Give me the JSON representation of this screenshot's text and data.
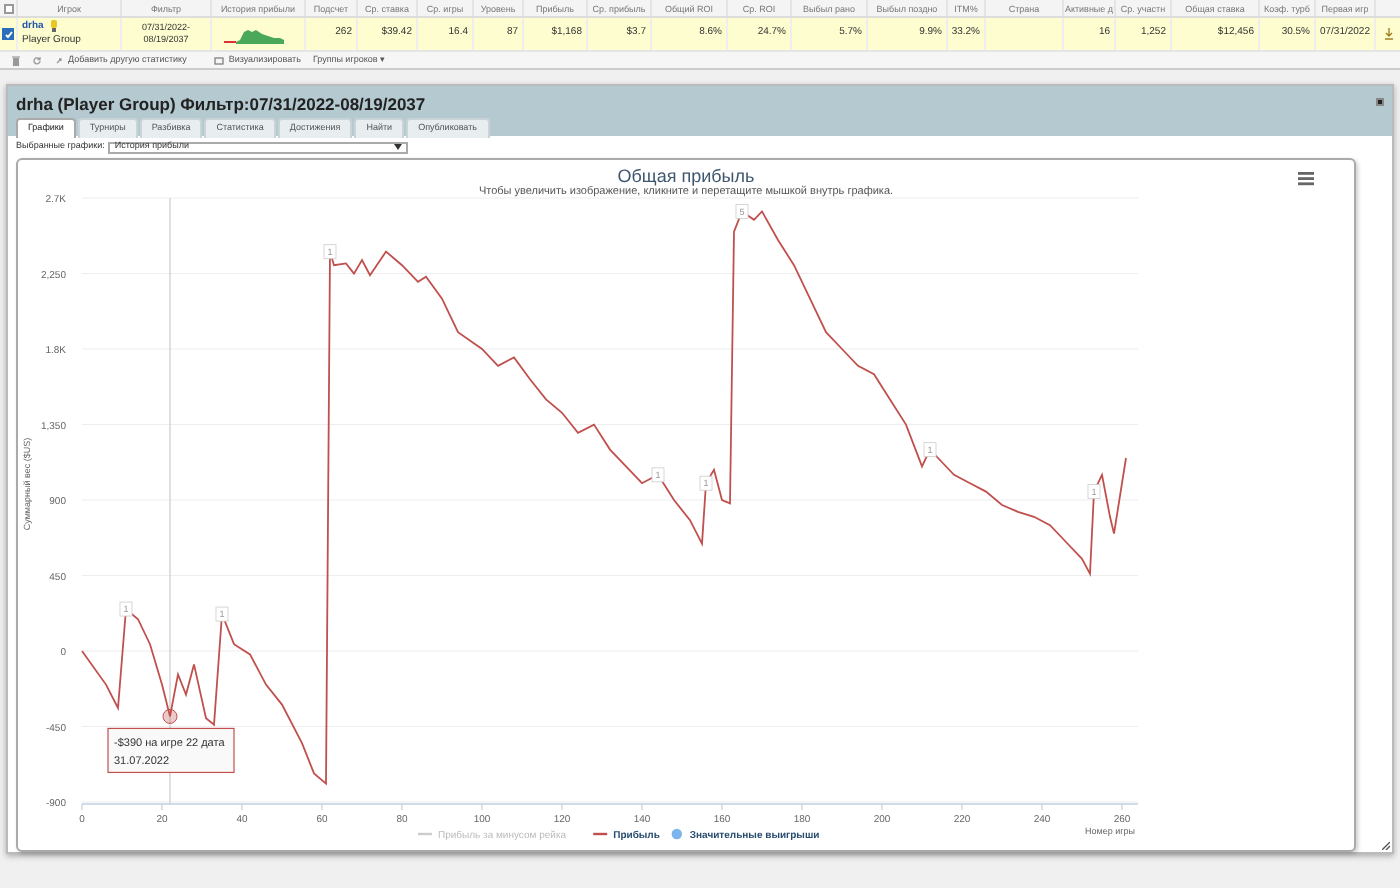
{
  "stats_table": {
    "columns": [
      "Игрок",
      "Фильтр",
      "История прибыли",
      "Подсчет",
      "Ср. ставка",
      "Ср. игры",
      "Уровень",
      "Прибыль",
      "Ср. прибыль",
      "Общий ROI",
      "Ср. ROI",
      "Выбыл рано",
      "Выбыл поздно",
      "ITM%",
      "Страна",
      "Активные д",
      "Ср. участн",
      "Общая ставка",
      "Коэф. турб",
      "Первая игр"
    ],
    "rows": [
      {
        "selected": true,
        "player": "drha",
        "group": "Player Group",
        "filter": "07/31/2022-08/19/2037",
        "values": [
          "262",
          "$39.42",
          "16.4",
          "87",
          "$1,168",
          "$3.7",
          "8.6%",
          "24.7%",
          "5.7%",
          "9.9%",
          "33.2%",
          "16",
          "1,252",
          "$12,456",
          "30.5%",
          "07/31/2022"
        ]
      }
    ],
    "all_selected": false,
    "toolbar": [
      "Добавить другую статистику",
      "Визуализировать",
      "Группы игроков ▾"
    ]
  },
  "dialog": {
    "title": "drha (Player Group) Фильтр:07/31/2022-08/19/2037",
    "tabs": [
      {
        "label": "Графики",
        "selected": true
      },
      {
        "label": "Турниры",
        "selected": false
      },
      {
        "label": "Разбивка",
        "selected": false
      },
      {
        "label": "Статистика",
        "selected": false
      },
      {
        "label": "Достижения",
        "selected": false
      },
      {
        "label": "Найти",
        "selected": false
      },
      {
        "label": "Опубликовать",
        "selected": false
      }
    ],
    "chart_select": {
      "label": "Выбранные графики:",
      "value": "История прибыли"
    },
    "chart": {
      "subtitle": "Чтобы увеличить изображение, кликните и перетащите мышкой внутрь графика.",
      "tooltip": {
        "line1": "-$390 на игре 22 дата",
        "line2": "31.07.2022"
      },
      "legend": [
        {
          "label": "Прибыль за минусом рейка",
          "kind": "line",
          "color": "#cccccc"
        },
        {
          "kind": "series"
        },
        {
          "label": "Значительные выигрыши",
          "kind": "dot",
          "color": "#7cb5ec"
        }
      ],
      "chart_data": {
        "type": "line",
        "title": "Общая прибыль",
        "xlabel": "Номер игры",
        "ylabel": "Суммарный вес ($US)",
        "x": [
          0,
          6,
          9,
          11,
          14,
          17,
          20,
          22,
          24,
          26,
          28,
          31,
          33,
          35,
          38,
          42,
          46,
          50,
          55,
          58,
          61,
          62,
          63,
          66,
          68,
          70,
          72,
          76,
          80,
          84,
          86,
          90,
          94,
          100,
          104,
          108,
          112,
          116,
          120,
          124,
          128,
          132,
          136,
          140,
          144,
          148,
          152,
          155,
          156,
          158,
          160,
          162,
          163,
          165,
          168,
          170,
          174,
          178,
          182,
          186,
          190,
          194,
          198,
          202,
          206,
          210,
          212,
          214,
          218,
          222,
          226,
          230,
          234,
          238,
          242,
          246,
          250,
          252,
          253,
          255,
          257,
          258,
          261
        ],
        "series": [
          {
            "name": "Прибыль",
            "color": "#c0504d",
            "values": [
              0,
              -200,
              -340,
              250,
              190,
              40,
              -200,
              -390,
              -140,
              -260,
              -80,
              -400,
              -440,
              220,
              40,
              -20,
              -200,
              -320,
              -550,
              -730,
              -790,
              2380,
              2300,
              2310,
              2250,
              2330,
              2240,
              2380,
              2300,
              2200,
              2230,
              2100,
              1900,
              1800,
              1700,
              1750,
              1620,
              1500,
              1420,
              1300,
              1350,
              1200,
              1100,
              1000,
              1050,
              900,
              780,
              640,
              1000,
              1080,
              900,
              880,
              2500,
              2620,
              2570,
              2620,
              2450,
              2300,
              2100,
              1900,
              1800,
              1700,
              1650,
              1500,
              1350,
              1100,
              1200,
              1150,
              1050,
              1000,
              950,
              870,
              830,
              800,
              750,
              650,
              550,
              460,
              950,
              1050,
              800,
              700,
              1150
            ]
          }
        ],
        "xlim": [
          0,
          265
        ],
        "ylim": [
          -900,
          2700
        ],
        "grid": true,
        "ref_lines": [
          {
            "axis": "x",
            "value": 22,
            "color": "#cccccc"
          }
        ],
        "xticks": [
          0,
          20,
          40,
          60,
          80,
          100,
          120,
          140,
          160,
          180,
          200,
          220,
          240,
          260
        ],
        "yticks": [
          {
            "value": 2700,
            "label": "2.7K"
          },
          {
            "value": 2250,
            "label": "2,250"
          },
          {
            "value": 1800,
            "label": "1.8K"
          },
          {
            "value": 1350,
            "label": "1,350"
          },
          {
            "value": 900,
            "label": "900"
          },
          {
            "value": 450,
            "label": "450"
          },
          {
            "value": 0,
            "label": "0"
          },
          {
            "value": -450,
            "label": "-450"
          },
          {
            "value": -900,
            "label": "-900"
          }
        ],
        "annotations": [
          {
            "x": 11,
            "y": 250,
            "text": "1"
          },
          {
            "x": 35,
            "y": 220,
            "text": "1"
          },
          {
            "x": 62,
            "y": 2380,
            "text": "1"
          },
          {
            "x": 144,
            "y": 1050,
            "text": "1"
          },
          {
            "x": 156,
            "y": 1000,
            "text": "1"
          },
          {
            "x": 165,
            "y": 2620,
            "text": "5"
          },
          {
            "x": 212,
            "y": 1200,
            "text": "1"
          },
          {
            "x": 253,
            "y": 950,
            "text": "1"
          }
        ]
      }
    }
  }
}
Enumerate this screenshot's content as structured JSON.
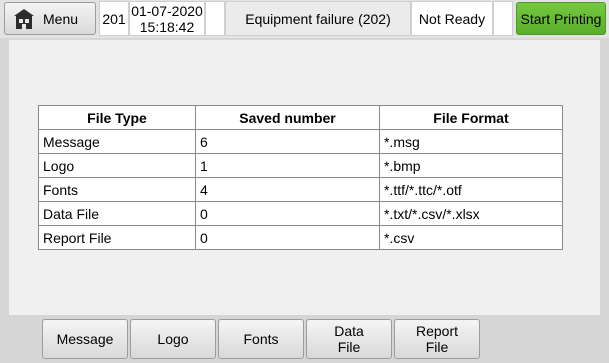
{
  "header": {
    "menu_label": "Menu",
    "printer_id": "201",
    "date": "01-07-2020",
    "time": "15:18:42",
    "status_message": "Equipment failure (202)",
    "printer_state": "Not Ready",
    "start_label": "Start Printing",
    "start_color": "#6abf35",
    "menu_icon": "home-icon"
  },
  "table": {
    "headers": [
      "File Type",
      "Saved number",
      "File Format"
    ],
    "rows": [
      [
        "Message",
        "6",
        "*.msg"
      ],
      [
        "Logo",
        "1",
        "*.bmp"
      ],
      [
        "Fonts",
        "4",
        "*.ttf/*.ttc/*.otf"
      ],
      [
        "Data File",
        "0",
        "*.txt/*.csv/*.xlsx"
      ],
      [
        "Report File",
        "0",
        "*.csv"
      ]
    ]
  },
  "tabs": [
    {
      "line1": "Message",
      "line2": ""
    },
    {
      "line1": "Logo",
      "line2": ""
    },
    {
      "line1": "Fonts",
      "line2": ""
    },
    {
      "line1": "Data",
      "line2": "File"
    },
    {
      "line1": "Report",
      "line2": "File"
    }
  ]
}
--------------------
▶ **SHORT PROBLEM**
All of the lines above should be printed exactly, minus the pictures.

▶ **EXERCISE ANSWER**
Give me the JSON representation of this screenshot's text and data.
{
  "stats_table": {
    "columns": [
      "Игрок",
      "Фильтр",
      "История прибыли",
      "Подсчет",
      "Ср. ставка",
      "Ср. игры",
      "Уровень",
      "Прибыль",
      "Ср. прибыль",
      "Общий ROI",
      "Ср. ROI",
      "Выбыл рано",
      "Выбыл поздно",
      "ITM%",
      "Страна",
      "Активные д",
      "Ср. участн",
      "Общая ставка",
      "Коэф. турб",
      "Первая игр"
    ],
    "rows": [
      {
        "selected": true,
        "player": "drha",
        "group": "Player Group",
        "filter": "07/31/2022-08/19/2037",
        "values": [
          "262",
          "$39.42",
          "16.4",
          "87",
          "$1,168",
          "$3.7",
          "8.6%",
          "24.7%",
          "5.7%",
          "9.9%",
          "33.2%",
          "16",
          "1,252",
          "$12,456",
          "30.5%",
          "07/31/2022"
        ]
      }
    ],
    "all_selected": false,
    "toolbar": [
      "Добавить другую статистику",
      "Визуализировать",
      "Группы игроков ▾"
    ]
  },
  "dialog": {
    "title": "drha (Player Group) Фильтр:07/31/2022-08/19/2037",
    "tabs": [
      {
        "label": "Графики",
        "selected": true
      },
      {
        "label": "Турниры",
        "selected": false
      },
      {
        "label": "Разбивка",
        "selected": false
      },
      {
        "label": "Статистика",
        "selected": false
      },
      {
        "label": "Достижения",
        "selected": false
      },
      {
        "label": "Найти",
        "selected": false
      },
      {
        "label": "Опубликовать",
        "selected": false
      }
    ],
    "chart_select": {
      "label": "Выбранные графики:",
      "value": "История прибыли"
    },
    "chart": {
      "subtitle": "Чтобы увеличить изображение, кликните и перетащите мышкой внутрь графика.",
      "tooltip": {
        "line1": "-$390 на игре 22 дата",
        "line2": "31.07.2022"
      },
      "legend": [
        {
          "label": "Прибыль за минусом рейка",
          "kind": "line",
          "color": "#cccccc"
        },
        {
          "kind": "series"
        },
        {
          "label": "Значительные выигрыши",
          "kind": "dot",
          "color": "#7cb5ec"
        }
      ],
      "chart_data": {
        "type": "line",
        "title": "Общая прибыль",
        "xlabel": "Номер игры",
        "ylabel": "Суммарный вес ($US)",
        "x": [
          0,
          6,
          9,
          11,
          14,
          17,
          20,
          22,
          24,
          26,
          28,
          31,
          33,
          35,
          38,
          42,
          46,
          50,
          55,
          58,
          61,
          62,
          63,
          66,
          68,
          70,
          72,
          76,
          80,
          84,
          86,
          90,
          94,
          100,
          104,
          108,
          112,
          116,
          120,
          124,
          128,
          132,
          136,
          140,
          144,
          148,
          152,
          155,
          156,
          158,
          160,
          162,
          163,
          165,
          168,
          170,
          174,
          178,
          182,
          186,
          190,
          194,
          198,
          202,
          206,
          210,
          212,
          214,
          218,
          222,
          226,
          230,
          234,
          238,
          242,
          246,
          250,
          252,
          253,
          255,
          257,
          258,
          261
        ],
        "series": [
          {
            "name": "Прибыль",
            "color": "#c0504d",
            "values": [
              0,
              -200,
              -340,
              250,
              190,
              40,
              -200,
              -390,
              -140,
              -260,
              -80,
              -400,
              -440,
              220,
              40,
              -20,
              -200,
              -320,
              -550,
              -730,
              -790,
              2380,
              2300,
              2310,
              2250,
              2330,
              2240,
              2380,
              2300,
              2200,
              2230,
              2100,
              1900,
              1800,
              1700,
              1750,
              1620,
              1500,
              1420,
              1300,
              1350,
              1200,
              1100,
              1000,
              1050,
              900,
              780,
              640,
              1000,
              1080,
              900,
              880,
              2500,
              2620,
              2570,
              2620,
              2450,
              2300,
              2100,
              1900,
              1800,
              1700,
              1650,
              1500,
              1350,
              1100,
              1200,
              1150,
              1050,
              1000,
              950,
              870,
              830,
              800,
              750,
              650,
              550,
              460,
              950,
              1050,
              800,
              700,
              1150
            ]
          }
        ],
        "xlim": [
          0,
          265
        ],
        "ylim": [
          -900,
          2700
        ],
        "grid": true,
        "ref_lines": [
          {
            "axis": "x",
            "value": 22,
            "color": "#cccccc"
          }
        ],
        "xticks": [
          0,
          20,
          40,
          60,
          80,
          100,
          120,
          140,
          160,
          180,
          200,
          220,
          240,
          260
        ],
        "yticks": [
          {
            "value": 2700,
            "label": "2.7K"
          },
          {
            "value": 2250,
            "label": "2,250"
          },
          {
            "value": 1800,
            "label": "1.8K"
          },
          {
            "value": 1350,
            "label": "1,350"
          },
          {
            "value": 900,
            "label": "900"
          },
          {
            "value": 450,
            "label": "450"
          },
          {
            "value": 0,
            "label": "0"
          },
          {
            "value": -450,
            "label": "-450"
          },
          {
            "value": -900,
            "label": "-900"
          }
        ],
        "annotations": [
          {
            "x": 11,
            "y": 250,
            "text": "1"
          },
          {
            "x": 35,
            "y": 220,
            "text": "1"
          },
          {
            "x": 62,
            "y": 2380,
            "text": "1"
          },
          {
            "x": 144,
            "y": 1050,
            "text": "1"
          },
          {
            "x": 156,
            "y": 1000,
            "text": "1"
          },
          {
            "x": 165,
            "y": 2620,
            "text": "5"
          },
          {
            "x": 212,
            "y": 1200,
            "text": "1"
          },
          {
            "x": 253,
            "y": 950,
            "text": "1"
          }
        ]
      }
    }
  }
}
Enumerate this screenshot's content as structured JSON.
{
  "header": {
    "menu_label": "Menu",
    "printer_id": "201",
    "date": "01-07-2020",
    "time": "15:18:42",
    "status_message": "Equipment failure (202)",
    "printer_state": "Not Ready",
    "start_label": "Start Printing",
    "start_color": "#6abf35",
    "menu_icon": "home-icon"
  },
  "table": {
    "headers": [
      "File Type",
      "Saved number",
      "File Format"
    ],
    "rows": [
      [
        "Message",
        "6",
        "*.msg"
      ],
      [
        "Logo",
        "1",
        "*.bmp"
      ],
      [
        "Fonts",
        "4",
        "*.ttf/*.ttc/*.otf"
      ],
      [
        "Data File",
        "0",
        "*.txt/*.csv/*.xlsx"
      ],
      [
        "Report File",
        "0",
        "*.csv"
      ]
    ]
  },
  "tabs": [
    {
      "line1": "Message",
      "line2": ""
    },
    {
      "line1": "Logo",
      "line2": ""
    },
    {
      "line1": "Fonts",
      "line2": ""
    },
    {
      "line1": "Data",
      "line2": "File"
    },
    {
      "line1": "Report",
      "line2": "File"
    }
  ]
}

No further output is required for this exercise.